*What to do*:
Write every record out again exactly as given.

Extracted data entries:
--------------------------------
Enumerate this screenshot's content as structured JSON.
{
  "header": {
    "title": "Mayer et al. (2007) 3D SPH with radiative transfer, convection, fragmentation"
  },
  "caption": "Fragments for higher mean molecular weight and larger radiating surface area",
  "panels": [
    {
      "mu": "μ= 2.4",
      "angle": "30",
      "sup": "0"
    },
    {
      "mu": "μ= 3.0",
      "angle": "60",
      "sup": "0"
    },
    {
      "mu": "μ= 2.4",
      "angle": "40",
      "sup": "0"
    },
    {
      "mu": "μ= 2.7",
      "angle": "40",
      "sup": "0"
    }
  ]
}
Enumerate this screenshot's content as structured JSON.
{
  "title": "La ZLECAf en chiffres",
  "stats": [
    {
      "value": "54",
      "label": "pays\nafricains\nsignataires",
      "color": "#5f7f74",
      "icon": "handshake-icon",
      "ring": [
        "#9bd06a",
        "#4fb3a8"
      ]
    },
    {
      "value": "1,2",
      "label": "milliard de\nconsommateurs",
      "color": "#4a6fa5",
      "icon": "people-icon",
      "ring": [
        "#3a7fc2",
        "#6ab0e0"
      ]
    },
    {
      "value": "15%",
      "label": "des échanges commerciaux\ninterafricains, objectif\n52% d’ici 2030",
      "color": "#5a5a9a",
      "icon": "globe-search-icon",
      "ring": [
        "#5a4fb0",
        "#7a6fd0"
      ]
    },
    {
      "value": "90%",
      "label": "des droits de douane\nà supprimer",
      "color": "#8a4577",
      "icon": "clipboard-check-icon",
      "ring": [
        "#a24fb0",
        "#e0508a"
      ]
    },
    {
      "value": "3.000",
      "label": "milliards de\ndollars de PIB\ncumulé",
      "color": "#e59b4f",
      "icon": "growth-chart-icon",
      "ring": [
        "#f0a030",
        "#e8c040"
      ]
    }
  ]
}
--------------------------------
*Complete response*:
Enumerate this screenshot's content as structured JSON.
{
  "header": {
    "title": "Mayer et al. (2007) 3D SPH with radiative transfer, convection, fragmentation"
  },
  "caption": "Fragments for higher mean molecular weight and larger radiating surface area",
  "panels": [
    {
      "mu": "μ= 2.4",
      "angle": "30",
      "sup": "0"
    },
    {
      "mu": "μ= 3.0",
      "angle": "60",
      "sup": "0"
    },
    {
      "mu": "μ= 2.4",
      "angle": "40",
      "sup": "0"
    },
    {
      "mu": "μ= 2.7",
      "angle": "40",
      "sup": "0"
    }
  ]
}
Enumerate this screenshot's content as structured JSON.
{
  "title": "La ZLECAf en chiffres",
  "stats": [
    {
      "value": "54",
      "label": "pays\nafricains\nsignataires",
      "color": "#5f7f74",
      "icon": "handshake-icon",
      "ring": [
        "#9bd06a",
        "#4fb3a8"
      ]
    },
    {
      "value": "1,2",
      "label": "milliard de\nconsommateurs",
      "color": "#4a6fa5",
      "icon": "people-icon",
      "ring": [
        "#3a7fc2",
        "#6ab0e0"
      ]
    },
    {
      "value": "15%",
      "label": "des échanges commerciaux\ninterafricains, objectif\n52% d’ici 2030",
      "color": "#5a5a9a",
      "icon": "globe-search-icon",
      "ring": [
        "#5a4fb0",
        "#7a6fd0"
      ]
    },
    {
      "value": "90%",
      "label": "des droits de douane\nà supprimer",
      "color": "#8a4577",
      "icon": "clipboard-check-icon",
      "ring": [
        "#a24fb0",
        "#e0508a"
      ]
    },
    {
      "value": "3.000",
      "label": "milliards de\ndollars de PIB\ncumulé",
      "color": "#e59b4f",
      "icon": "growth-chart-icon",
      "ring": [
        "#f0a030",
        "#e8c040"
      ]
    }
  ]
}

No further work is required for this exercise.